[START LISTED ENTRIES]

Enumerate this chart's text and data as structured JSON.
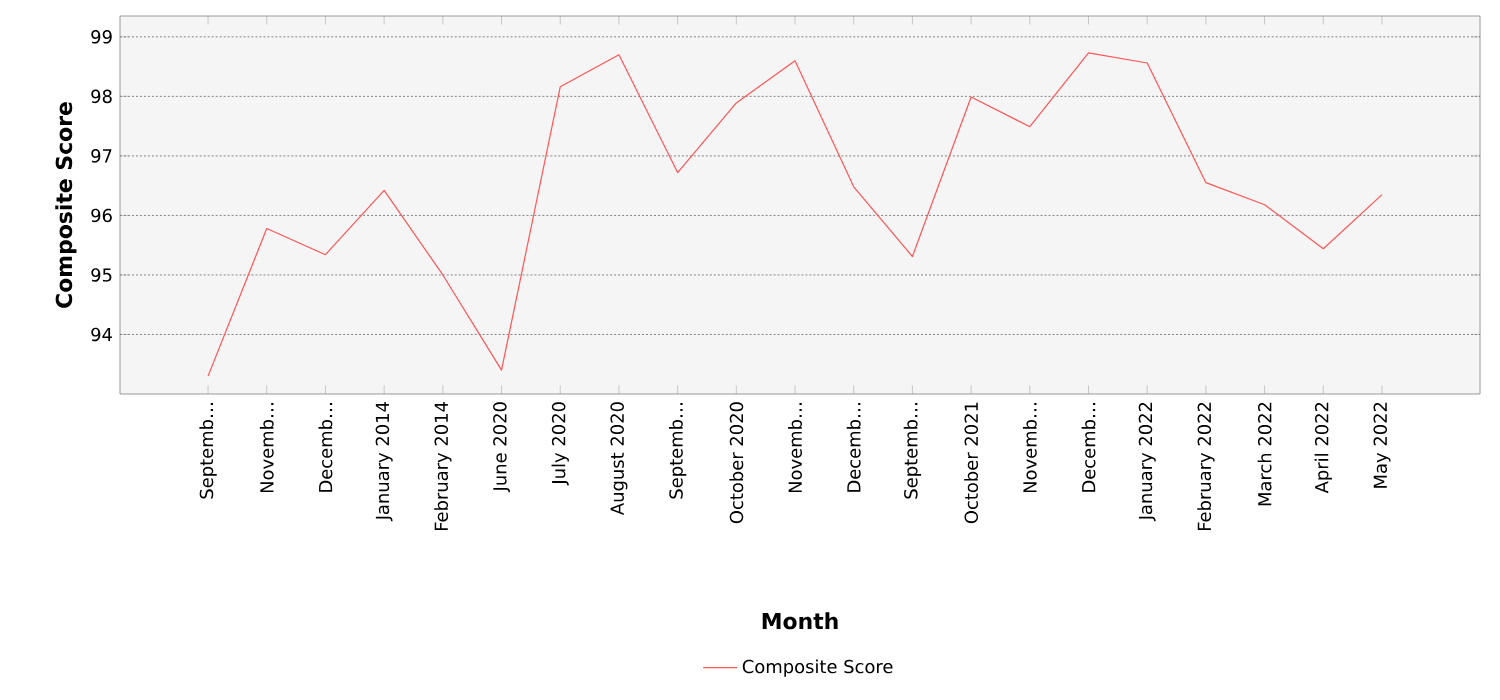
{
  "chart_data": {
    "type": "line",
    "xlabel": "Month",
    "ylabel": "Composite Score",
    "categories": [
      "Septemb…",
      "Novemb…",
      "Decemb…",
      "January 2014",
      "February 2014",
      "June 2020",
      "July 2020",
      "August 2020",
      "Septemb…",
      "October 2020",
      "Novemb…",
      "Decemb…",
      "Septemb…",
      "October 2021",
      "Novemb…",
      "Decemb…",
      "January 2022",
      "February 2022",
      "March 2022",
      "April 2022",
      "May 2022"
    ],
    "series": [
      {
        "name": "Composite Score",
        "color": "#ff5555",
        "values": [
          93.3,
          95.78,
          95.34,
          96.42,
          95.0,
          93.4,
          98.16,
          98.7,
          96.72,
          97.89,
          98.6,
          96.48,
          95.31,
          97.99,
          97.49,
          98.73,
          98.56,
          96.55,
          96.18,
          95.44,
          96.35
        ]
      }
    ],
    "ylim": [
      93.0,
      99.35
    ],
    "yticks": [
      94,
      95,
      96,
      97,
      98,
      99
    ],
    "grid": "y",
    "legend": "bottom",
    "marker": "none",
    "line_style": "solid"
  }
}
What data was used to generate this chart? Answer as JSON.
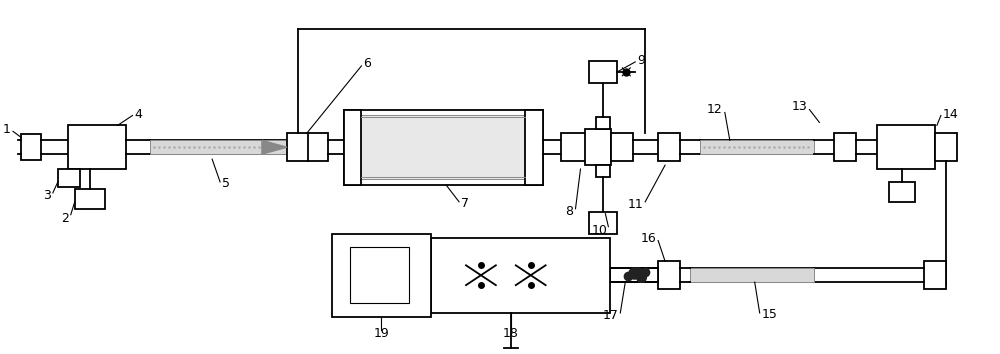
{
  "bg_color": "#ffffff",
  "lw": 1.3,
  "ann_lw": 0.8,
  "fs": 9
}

[END LISTED ENTRIES]

Copy and report every line where the word "JSON" is present.

ANSWER.
Enumerate this chart's text and data as structured JSON.
What data was used to generate this chart? Answer as JSON.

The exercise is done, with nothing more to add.